» What you should do:
Reproduce every line of the entries below without changing anything, but omit the pictures.
_____
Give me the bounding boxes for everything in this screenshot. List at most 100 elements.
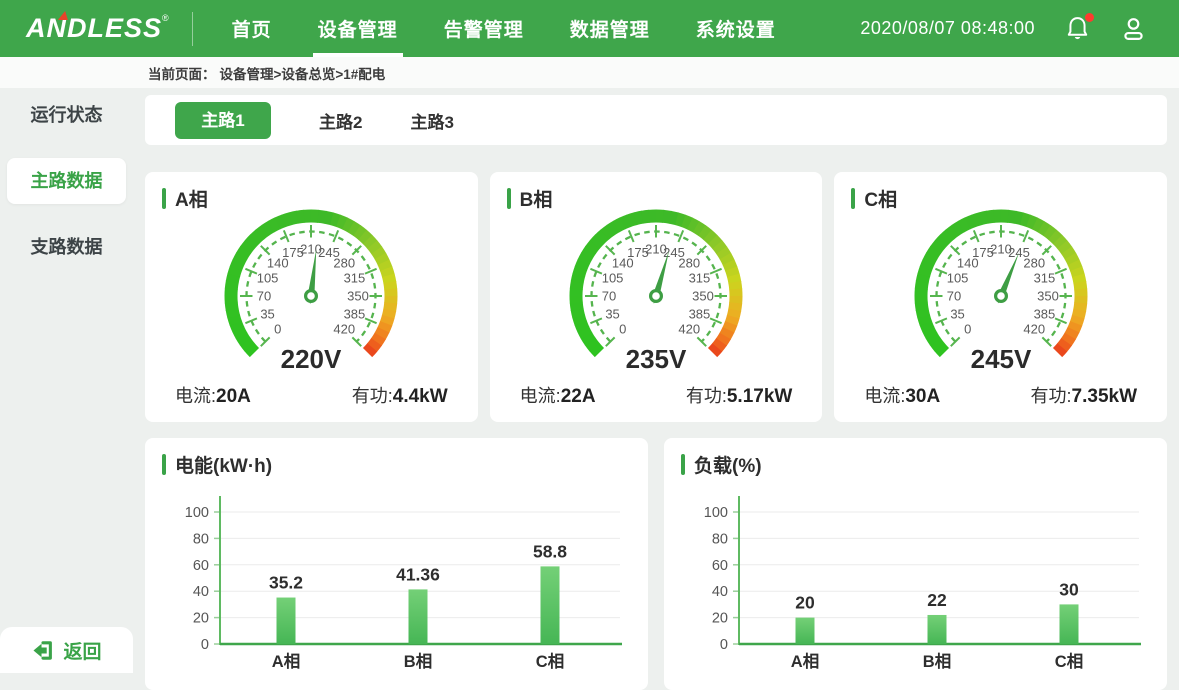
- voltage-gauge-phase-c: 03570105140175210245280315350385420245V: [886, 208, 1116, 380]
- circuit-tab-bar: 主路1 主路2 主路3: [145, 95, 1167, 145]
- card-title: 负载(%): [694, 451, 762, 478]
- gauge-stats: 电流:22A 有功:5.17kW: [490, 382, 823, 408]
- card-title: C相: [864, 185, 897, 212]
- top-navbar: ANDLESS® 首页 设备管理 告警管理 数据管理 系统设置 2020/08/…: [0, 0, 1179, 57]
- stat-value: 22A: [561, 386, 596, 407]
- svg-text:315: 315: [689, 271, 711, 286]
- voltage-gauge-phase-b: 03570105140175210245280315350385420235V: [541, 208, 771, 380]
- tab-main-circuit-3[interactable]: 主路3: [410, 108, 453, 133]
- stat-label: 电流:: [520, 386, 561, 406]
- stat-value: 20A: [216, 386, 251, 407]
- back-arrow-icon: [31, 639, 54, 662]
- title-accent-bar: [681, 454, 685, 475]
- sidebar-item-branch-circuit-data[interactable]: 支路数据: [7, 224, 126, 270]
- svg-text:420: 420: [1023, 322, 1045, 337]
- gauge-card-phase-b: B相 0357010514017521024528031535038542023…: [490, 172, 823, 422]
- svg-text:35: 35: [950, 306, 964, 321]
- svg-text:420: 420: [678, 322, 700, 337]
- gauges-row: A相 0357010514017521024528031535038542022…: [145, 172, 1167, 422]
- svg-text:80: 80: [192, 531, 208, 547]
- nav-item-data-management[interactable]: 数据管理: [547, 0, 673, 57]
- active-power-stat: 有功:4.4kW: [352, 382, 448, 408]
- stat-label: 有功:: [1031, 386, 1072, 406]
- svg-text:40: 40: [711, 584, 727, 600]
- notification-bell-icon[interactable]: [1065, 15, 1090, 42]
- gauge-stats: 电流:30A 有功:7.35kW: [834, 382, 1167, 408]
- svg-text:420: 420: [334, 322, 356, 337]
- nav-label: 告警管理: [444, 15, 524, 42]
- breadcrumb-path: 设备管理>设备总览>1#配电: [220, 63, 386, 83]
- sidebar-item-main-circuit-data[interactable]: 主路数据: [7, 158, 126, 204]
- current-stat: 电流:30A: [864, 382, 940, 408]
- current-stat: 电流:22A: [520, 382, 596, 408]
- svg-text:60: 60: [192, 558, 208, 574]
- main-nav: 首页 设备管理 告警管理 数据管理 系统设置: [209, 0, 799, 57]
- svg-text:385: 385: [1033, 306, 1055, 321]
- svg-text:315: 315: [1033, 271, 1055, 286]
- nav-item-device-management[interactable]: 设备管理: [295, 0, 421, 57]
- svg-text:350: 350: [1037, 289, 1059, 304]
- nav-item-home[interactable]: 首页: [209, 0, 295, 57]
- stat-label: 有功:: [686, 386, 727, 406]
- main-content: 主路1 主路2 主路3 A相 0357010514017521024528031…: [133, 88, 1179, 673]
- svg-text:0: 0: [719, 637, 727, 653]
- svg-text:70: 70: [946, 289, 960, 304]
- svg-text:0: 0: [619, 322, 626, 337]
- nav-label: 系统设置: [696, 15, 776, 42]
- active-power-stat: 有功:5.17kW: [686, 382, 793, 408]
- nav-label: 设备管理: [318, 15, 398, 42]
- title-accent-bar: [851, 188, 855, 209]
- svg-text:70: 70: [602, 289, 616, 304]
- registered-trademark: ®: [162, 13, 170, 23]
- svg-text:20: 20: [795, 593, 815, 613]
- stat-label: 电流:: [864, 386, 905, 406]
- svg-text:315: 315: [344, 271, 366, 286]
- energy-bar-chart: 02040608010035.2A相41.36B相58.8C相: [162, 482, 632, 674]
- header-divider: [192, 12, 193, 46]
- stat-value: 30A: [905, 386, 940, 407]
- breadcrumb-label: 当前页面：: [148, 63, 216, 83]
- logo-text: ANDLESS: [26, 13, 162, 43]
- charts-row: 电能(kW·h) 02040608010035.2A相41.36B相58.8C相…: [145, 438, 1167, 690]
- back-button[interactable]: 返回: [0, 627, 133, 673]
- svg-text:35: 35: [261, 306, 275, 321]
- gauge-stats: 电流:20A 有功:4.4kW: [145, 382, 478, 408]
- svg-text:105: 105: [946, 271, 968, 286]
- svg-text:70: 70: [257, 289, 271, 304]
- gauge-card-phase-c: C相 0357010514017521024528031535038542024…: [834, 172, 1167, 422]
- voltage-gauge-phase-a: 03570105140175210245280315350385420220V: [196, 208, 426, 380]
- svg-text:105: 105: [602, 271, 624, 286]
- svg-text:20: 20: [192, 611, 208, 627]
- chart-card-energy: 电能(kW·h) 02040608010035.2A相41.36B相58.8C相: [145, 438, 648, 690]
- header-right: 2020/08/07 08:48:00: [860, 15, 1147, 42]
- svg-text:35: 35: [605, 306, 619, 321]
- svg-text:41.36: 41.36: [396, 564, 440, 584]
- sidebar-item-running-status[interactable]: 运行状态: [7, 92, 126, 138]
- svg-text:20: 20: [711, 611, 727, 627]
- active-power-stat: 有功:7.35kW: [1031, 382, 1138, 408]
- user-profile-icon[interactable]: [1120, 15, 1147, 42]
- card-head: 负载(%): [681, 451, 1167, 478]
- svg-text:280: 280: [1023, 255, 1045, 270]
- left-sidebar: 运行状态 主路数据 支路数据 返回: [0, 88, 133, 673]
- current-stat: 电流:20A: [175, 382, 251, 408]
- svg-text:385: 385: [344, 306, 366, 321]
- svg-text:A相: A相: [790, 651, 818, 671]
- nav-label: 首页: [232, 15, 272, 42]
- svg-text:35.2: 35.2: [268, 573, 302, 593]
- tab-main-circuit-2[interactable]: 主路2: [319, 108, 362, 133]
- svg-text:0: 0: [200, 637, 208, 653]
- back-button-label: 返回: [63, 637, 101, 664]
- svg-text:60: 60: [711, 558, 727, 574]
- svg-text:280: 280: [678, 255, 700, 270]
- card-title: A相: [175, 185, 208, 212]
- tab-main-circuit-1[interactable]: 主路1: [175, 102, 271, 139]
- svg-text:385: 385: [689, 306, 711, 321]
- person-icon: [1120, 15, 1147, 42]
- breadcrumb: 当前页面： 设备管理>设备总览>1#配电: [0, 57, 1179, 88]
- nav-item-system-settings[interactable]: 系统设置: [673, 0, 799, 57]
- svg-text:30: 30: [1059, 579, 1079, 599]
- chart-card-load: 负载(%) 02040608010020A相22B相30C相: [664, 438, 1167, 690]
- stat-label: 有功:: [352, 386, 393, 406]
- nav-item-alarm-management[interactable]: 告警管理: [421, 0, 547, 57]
_____
» Finished task:
Give me the bounding boxes for everything in this screenshot. List at most 100 elements.
- voltage-gauge-phase-c: 03570105140175210245280315350385420245V: [886, 208, 1116, 380]
- circuit-tab-bar: 主路1 主路2 主路3: [145, 95, 1167, 145]
- card-title: 负载(%): [694, 451, 762, 478]
- gauge-stats: 电流:22A 有功:5.17kW: [490, 382, 823, 408]
- card-title: C相: [864, 185, 897, 212]
- top-navbar: ANDLESS® 首页 设备管理 告警管理 数据管理 系统设置 2020/08/…: [0, 0, 1179, 57]
- stat-value: 22A: [561, 386, 596, 407]
- svg-text:315: 315: [689, 271, 711, 286]
- voltage-gauge-phase-b: 03570105140175210245280315350385420235V: [541, 208, 771, 380]
- tab-main-circuit-3[interactable]: 主路3: [410, 108, 453, 133]
- stat-label: 电流:: [520, 386, 561, 406]
- stat-value: 20A: [216, 386, 251, 407]
- back-arrow-icon: [31, 639, 54, 662]
- title-accent-bar: [681, 454, 685, 475]
- sidebar-item-branch-circuit-data[interactable]: 支路数据: [7, 224, 126, 270]
- svg-text:420: 420: [1023, 322, 1045, 337]
- gauge-card-phase-b: B相 0357010514017521024528031535038542023…: [490, 172, 823, 422]
- svg-text:35: 35: [950, 306, 964, 321]
- svg-text:420: 420: [678, 322, 700, 337]
- gauges-row: A相 0357010514017521024528031535038542022…: [145, 172, 1167, 422]
- svg-text:80: 80: [192, 531, 208, 547]
- nav-item-data-management[interactable]: 数据管理: [547, 0, 673, 57]
- active-power-stat: 有功:4.4kW: [352, 382, 448, 408]
- stat-label: 有功:: [1031, 386, 1072, 406]
- svg-text:40: 40: [711, 584, 727, 600]
- notification-bell-icon[interactable]: [1065, 15, 1090, 42]
- gauge-stats: 电流:30A 有功:7.35kW: [834, 382, 1167, 408]
- svg-text:420: 420: [334, 322, 356, 337]
- nav-label: 告警管理: [444, 15, 524, 42]
- breadcrumb-path: 设备管理>设备总览>1#配电: [220, 63, 386, 83]
- sidebar-item-main-circuit-data[interactable]: 主路数据: [7, 158, 126, 204]
- current-stat: 电流:30A: [864, 382, 940, 408]
- current-stat: 电流:22A: [520, 382, 596, 408]
- svg-text:60: 60: [192, 558, 208, 574]
- main-nav: 首页 设备管理 告警管理 数据管理 系统设置: [209, 0, 799, 57]
- svg-text:385: 385: [1033, 306, 1055, 321]
- svg-text:315: 315: [1033, 271, 1055, 286]
- nav-item-device-management[interactable]: 设备管理: [295, 0, 421, 57]
- svg-text:350: 350: [1037, 289, 1059, 304]
- nav-item-home[interactable]: 首页: [209, 0, 295, 57]
- stat-label: 有功:: [686, 386, 727, 406]
- main-content: 主路1 主路2 主路3 A相 0357010514017521024528031…: [133, 88, 1179, 673]
- svg-text:0: 0: [719, 637, 727, 653]
- svg-text:70: 70: [946, 289, 960, 304]
- svg-text:0: 0: [619, 322, 626, 337]
- nav-label: 系统设置: [696, 15, 776, 42]
- active-power-stat: 有功:5.17kW: [686, 382, 793, 408]
- nav-label: 设备管理: [318, 15, 398, 42]
- title-accent-bar: [851, 188, 855, 209]
- svg-text:70: 70: [602, 289, 616, 304]
- registered-trademark: ®: [162, 13, 170, 23]
- svg-text:20: 20: [795, 593, 815, 613]
- stat-label: 电流:: [864, 386, 905, 406]
- svg-text:315: 315: [344, 271, 366, 286]
- energy-bar-chart: 02040608010035.2A相41.36B相58.8C相: [162, 482, 632, 674]
- header-divider: [192, 12, 193, 46]
- stat-value: 30A: [905, 386, 940, 407]
- breadcrumb-label: 当前页面：: [148, 63, 216, 83]
- logo-text: ANDLESS: [26, 13, 162, 43]
- charts-row: 电能(kW·h) 02040608010035.2A相41.36B相58.8C相…: [145, 438, 1167, 690]
- back-button[interactable]: 返回: [0, 627, 133, 673]
- svg-text:35: 35: [261, 306, 275, 321]
- gauge-stats: 电流:20A 有功:4.4kW: [145, 382, 478, 408]
- svg-text:105: 105: [946, 271, 968, 286]
- svg-text:70: 70: [257, 289, 271, 304]
- gauge-card-phase-c: C相 0357010514017521024528031535038542024…: [834, 172, 1167, 422]
- voltage-gauge-phase-a: 03570105140175210245280315350385420220V: [196, 208, 426, 380]
- svg-text:105: 105: [602, 271, 624, 286]
- svg-text:20: 20: [192, 611, 208, 627]
- chart-card-energy: 电能(kW·h) 02040608010035.2A相41.36B相58.8C相: [145, 438, 648, 690]
- header-right: 2020/08/07 08:48:00: [860, 15, 1147, 42]
- svg-text:35: 35: [605, 306, 619, 321]
- svg-text:41.36: 41.36: [396, 564, 440, 584]
- sidebar-item-running-status[interactable]: 运行状态: [7, 92, 126, 138]
- svg-text:20: 20: [711, 611, 727, 627]
- active-power-stat: 有功:7.35kW: [1031, 382, 1138, 408]
- user-profile-icon[interactable]: [1120, 15, 1147, 42]
- card-head: 负载(%): [681, 451, 1167, 478]
- svg-text:280: 280: [1023, 255, 1045, 270]
- left-sidebar: 运行状态 主路数据 支路数据 返回: [0, 88, 133, 673]
- current-stat: 电流:20A: [175, 382, 251, 408]
- svg-text:385: 385: [344, 306, 366, 321]
- svg-text:A相: A相: [790, 651, 818, 671]
- nav-label: 首页: [232, 15, 272, 42]
- svg-text:35.2: 35.2: [268, 573, 302, 593]
- tab-main-circuit-2[interactable]: 主路2: [319, 108, 362, 133]
- svg-text:0: 0: [200, 637, 208, 653]
- back-button-label: 返回: [63, 637, 101, 664]
- svg-text:60: 60: [711, 558, 727, 574]
- svg-text:280: 280: [678, 255, 700, 270]
- card-title: A相: [175, 185, 208, 212]
- tab-main-circuit-1[interactable]: 主路1: [175, 102, 271, 139]
- svg-text:385: 385: [689, 306, 711, 321]
- person-icon: [1120, 15, 1147, 42]
- breadcrumb: 当前页面： 设备管理>设备总览>1#配电: [0, 57, 1179, 88]
- nav-item-system-settings[interactable]: 系统设置: [673, 0, 799, 57]
- svg-text:30: 30: [1059, 579, 1079, 599]
- chart-card-load: 负载(%) 02040608010020A相22B相30C相: [664, 438, 1167, 690]
- stat-label: 有功:: [352, 386, 393, 406]
- nav-item-alarm-management[interactable]: 告警管理: [421, 0, 547, 57]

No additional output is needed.